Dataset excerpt
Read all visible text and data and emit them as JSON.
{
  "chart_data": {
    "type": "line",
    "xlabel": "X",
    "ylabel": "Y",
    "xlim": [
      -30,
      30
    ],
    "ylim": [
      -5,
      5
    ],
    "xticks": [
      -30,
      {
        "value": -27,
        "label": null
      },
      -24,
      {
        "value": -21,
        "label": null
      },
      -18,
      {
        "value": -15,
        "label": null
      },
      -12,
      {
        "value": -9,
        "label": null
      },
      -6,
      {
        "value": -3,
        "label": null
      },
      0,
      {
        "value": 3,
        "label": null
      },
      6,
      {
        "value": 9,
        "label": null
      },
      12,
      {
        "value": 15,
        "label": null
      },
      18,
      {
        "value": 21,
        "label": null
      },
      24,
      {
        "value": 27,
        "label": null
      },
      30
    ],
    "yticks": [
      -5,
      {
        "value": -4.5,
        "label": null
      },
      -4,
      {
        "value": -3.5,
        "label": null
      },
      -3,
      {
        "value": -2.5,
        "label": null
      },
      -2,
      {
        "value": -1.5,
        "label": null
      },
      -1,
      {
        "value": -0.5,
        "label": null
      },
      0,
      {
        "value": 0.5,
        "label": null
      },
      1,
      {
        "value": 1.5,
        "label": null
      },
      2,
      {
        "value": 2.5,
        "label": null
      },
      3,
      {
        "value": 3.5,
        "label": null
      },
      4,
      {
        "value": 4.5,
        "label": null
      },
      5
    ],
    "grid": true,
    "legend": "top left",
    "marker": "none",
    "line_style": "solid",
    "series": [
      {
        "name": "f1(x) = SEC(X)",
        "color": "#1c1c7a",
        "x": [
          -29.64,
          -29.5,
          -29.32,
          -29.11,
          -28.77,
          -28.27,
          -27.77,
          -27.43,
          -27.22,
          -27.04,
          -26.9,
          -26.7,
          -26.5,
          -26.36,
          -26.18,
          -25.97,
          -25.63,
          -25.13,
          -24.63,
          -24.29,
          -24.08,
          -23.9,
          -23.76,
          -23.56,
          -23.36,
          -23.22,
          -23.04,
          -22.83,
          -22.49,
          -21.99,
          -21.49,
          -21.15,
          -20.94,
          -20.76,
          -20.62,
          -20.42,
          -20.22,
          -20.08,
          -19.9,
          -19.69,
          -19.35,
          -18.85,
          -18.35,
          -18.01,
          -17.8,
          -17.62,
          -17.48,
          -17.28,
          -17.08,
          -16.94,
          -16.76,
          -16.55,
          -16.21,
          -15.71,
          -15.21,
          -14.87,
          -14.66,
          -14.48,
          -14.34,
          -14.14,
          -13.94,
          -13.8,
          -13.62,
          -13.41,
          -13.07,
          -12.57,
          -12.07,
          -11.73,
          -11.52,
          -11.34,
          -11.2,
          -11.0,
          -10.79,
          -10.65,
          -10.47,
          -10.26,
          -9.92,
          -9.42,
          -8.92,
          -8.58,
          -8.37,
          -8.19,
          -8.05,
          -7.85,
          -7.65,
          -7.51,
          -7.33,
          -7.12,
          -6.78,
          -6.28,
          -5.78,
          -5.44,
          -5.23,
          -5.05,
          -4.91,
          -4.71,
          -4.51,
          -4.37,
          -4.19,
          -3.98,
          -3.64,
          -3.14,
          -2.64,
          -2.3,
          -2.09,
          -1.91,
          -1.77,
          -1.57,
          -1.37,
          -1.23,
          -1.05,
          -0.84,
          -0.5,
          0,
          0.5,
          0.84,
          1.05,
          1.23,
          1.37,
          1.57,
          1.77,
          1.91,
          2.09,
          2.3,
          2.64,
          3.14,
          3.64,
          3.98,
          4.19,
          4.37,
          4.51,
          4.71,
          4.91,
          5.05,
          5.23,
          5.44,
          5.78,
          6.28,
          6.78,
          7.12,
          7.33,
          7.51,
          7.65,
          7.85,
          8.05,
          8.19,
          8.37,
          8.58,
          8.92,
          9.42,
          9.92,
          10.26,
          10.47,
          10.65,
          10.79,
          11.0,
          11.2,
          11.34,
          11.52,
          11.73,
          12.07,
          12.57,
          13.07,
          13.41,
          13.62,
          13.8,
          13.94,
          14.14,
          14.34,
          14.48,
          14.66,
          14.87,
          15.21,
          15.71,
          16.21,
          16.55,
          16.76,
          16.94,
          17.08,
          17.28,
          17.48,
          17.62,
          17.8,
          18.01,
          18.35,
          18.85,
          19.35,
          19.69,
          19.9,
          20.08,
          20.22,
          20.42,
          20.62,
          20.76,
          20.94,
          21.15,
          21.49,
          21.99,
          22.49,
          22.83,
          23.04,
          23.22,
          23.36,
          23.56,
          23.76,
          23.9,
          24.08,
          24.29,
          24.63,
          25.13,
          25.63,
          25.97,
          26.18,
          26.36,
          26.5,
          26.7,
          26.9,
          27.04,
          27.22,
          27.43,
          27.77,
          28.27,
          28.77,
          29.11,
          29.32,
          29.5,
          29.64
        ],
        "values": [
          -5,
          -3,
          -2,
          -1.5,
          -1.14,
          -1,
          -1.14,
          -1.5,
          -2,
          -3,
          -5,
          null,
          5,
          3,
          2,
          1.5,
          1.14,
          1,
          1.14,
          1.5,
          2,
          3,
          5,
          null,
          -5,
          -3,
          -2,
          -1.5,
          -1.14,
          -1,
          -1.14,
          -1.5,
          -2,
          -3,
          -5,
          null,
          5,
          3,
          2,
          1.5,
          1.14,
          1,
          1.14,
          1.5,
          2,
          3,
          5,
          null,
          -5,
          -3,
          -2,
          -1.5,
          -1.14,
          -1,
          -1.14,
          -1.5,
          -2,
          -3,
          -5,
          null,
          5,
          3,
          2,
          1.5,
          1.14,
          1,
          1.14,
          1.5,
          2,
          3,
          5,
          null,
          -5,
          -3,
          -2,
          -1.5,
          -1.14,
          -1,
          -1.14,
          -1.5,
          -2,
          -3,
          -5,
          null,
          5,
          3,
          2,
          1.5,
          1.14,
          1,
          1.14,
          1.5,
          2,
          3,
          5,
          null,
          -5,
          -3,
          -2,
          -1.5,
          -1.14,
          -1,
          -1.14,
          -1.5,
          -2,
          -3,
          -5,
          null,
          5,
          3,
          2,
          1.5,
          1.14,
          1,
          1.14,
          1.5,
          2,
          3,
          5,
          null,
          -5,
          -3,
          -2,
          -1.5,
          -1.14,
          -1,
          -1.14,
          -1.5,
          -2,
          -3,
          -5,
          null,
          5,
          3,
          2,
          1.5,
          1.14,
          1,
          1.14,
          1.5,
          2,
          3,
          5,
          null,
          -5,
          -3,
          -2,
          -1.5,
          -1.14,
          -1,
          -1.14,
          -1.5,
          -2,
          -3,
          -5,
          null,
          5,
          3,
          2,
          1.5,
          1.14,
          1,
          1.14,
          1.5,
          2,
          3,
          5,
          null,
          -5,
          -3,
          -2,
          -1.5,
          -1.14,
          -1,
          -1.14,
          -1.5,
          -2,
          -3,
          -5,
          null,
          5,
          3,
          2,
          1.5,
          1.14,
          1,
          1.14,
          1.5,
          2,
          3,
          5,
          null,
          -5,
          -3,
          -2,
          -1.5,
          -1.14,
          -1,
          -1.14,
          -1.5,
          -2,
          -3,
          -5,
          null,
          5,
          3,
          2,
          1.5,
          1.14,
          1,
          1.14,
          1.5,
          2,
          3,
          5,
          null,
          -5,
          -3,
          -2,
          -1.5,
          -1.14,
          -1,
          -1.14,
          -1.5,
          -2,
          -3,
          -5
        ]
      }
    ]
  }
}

**SHORT TASK**: Transcribe the data. Leave every line exactly as it is.

**EXERCISE SOLUTION**:
Read all visible text and data and emit them as JSON.
{
  "chart_data": {
    "type": "line",
    "xlabel": "X",
    "ylabel": "Y",
    "xlim": [
      -30,
      30
    ],
    "ylim": [
      -5,
      5
    ],
    "xticks": [
      -30,
      {
        "value": -27,
        "label": null
      },
      -24,
      {
        "value": -21,
        "label": null
      },
      -18,
      {
        "value": -15,
        "label": null
      },
      -12,
      {
        "value": -9,
        "label": null
      },
      -6,
      {
        "value": -3,
        "label": null
      },
      0,
      {
        "value": 3,
        "label": null
      },
      6,
      {
        "value": 9,
        "label": null
      },
      12,
      {
        "value": 15,
        "label": null
      },
      18,
      {
        "value": 21,
        "label": null
      },
      24,
      {
        "value": 27,
        "label": null
      },
      30
    ],
    "yticks": [
      -5,
      {
        "value": -4.5,
        "label": null
      },
      -4,
      {
        "value": -3.5,
        "label": null
      },
      -3,
      {
        "value": -2.5,
        "label": null
      },
      -2,
      {
        "value": -1.5,
        "label": null
      },
      -1,
      {
        "value": -0.5,
        "label": null
      },
      0,
      {
        "value": 0.5,
        "label": null
      },
      1,
      {
        "value": 1.5,
        "label": null
      },
      2,
      {
        "value": 2.5,
        "label": null
      },
      3,
      {
        "value": 3.5,
        "label": null
      },
      4,
      {
        "value": 4.5,
        "label": null
      },
      5
    ],
    "grid": true,
    "legend": "top left",
    "marker": "none",
    "line_style": "solid",
    "series": [
      {
        "name": "f1(x) = SEC(X)",
        "color": "#1c1c7a",
        "x": [
          -29.64,
          -29.5,
          -29.32,
          -29.11,
          -28.77,
          -28.27,
          -27.77,
          -27.43,
          -27.22,
          -27.04,
          -26.9,
          -26.7,
          -26.5,
          -26.36,
          -26.18,
          -25.97,
          -25.63,
          -25.13,
          -24.63,
          -24.29,
          -24.08,
          -23.9,
          -23.76,
          -23.56,
          -23.36,
          -23.22,
          -23.04,
          -22.83,
          -22.49,
          -21.99,
          -21.49,
          -21.15,
          -20.94,
          -20.76,
          -20.62,
          -20.42,
          -20.22,
          -20.08,
          -19.9,
          -19.69,
          -19.35,
          -18.85,
          -18.35,
          -18.01,
          -17.8,
          -17.62,
          -17.48,
          -17.28,
          -17.08,
          -16.94,
          -16.76,
          -16.55,
          -16.21,
          -15.71,
          -15.21,
          -14.87,
          -14.66,
          -14.48,
          -14.34,
          -14.14,
          -13.94,
          -13.8,
          -13.62,
          -13.41,
          -13.07,
          -12.57,
          -12.07,
          -11.73,
          -11.52,
          -11.34,
          -11.2,
          -11.0,
          -10.79,
          -10.65,
          -10.47,
          -10.26,
          -9.92,
          -9.42,
          -8.92,
          -8.58,
          -8.37,
          -8.19,
          -8.05,
          -7.85,
          -7.65,
          -7.51,
          -7.33,
          -7.12,
          -6.78,
          -6.28,
          -5.78,
          -5.44,
          -5.23,
          -5.05,
          -4.91,
          -4.71,
          -4.51,
          -4.37,
          -4.19,
          -3.98,
          -3.64,
          -3.14,
          -2.64,
          -2.3,
          -2.09,
          -1.91,
          -1.77,
          -1.57,
          -1.37,
          -1.23,
          -1.05,
          -0.84,
          -0.5,
          0,
          0.5,
          0.84,
          1.05,
          1.23,
          1.37,
          1.57,
          1.77,
          1.91,
          2.09,
          2.3,
          2.64,
          3.14,
          3.64,
          3.98,
          4.19,
          4.37,
          4.51,
          4.71,
          4.91,
          5.05,
          5.23,
          5.44,
          5.78,
          6.28,
          6.78,
          7.12,
          7.33,
          7.51,
          7.65,
          7.85,
          8.05,
          8.19,
          8.37,
          8.58,
          8.92,
          9.42,
          9.92,
          10.26,
          10.47,
          10.65,
          10.79,
          11.0,
          11.2,
          11.34,
          11.52,
          11.73,
          12.07,
          12.57,
          13.07,
          13.41,
          13.62,
          13.8,
          13.94,
          14.14,
          14.34,
          14.48,
          14.66,
          14.87,
          15.21,
          15.71,
          16.21,
          16.55,
          16.76,
          16.94,
          17.08,
          17.28,
          17.48,
          17.62,
          17.8,
          18.01,
          18.35,
          18.85,
          19.35,
          19.69,
          19.9,
          20.08,
          20.22,
          20.42,
          20.62,
          20.76,
          20.94,
          21.15,
          21.49,
          21.99,
          22.49,
          22.83,
          23.04,
          23.22,
          23.36,
          23.56,
          23.76,
          23.9,
          24.08,
          24.29,
          24.63,
          25.13,
          25.63,
          25.97,
          26.18,
          26.36,
          26.5,
          26.7,
          26.9,
          27.04,
          27.22,
          27.43,
          27.77,
          28.27,
          28.77,
          29.11,
          29.32,
          29.5,
          29.64
        ],
        "values": [
          -5,
          -3,
          -2,
          -1.5,
          -1.14,
          -1,
          -1.14,
          -1.5,
          -2,
          -3,
          -5,
          null,
          5,
          3,
          2,
          1.5,
          1.14,
          1,
          1.14,
          1.5,
          2,
          3,
          5,
          null,
          -5,
          -3,
          -2,
          -1.5,
          -1.14,
          -1,
          -1.14,
          -1.5,
          -2,
          -3,
          -5,
          null,
          5,
          3,
          2,
          1.5,
          1.14,
          1,
          1.14,
          1.5,
          2,
          3,
          5,
          null,
          -5,
          -3,
          -2,
          -1.5,
          -1.14,
          -1,
          -1.14,
          -1.5,
          -2,
          -3,
          -5,
          null,
          5,
          3,
          2,
          1.5,
          1.14,
          1,
          1.14,
          1.5,
          2,
          3,
          5,
          null,
          -5,
          -3,
          -2,
          -1.5,
          -1.14,
          -1,
          -1.14,
          -1.5,
          -2,
          -3,
          -5,
          null,
          5,
          3,
          2,
          1.5,
          1.14,
          1,
          1.14,
          1.5,
          2,
          3,
          5,
          null,
          -5,
          -3,
          -2,
          -1.5,
          -1.14,
          -1,
          -1.14,
          -1.5,
          -2,
          -3,
          -5,
          null,
          5,
          3,
          2,
          1.5,
          1.14,
          1,
          1.14,
          1.5,
          2,
          3,
          5,
          null,
          -5,
          -3,
          -2,
          -1.5,
          -1.14,
          -1,
          -1.14,
          -1.5,
          -2,
          -3,
          -5,
          null,
          5,
          3,
          2,
          1.5,
          1.14,
          1,
          1.14,
          1.5,
          2,
          3,
          5,
          null,
          -5,
          -3,
          -2,
          -1.5,
          -1.14,
          -1,
          -1.14,
          -1.5,
          -2,
          -3,
          -5,
          null,
          5,
          3,
          2,
          1.5,
          1.14,
          1,
          1.14,
          1.5,
          2,
          3,
          5,
          null,
          -5,
          -3,
          -2,
          -1.5,
          -1.14,
          -1,
          -1.14,
          -1.5,
          -2,
          -3,
          -5,
          null,
          5,
          3,
          2,
          1.5,
          1.14,
          1,
          1.14,
          1.5,
          2,
          3,
          5,
          null,
          -5,
          -3,
          -2,
          -1.5,
          -1.14,
          -1,
          -1.14,
          -1.5,
          -2,
          -3,
          -5,
          null,
          5,
          3,
          2,
          1.5,
          1.14,
          1,
          1.14,
          1.5,
          2,
          3,
          5,
          null,
          -5,
          -3,
          -2,
          -1.5,
          -1.14,
          -1,
          -1.14,
          -1.5,
          -2,
          -3,
          -5
        ]
      }
    ]
  }
}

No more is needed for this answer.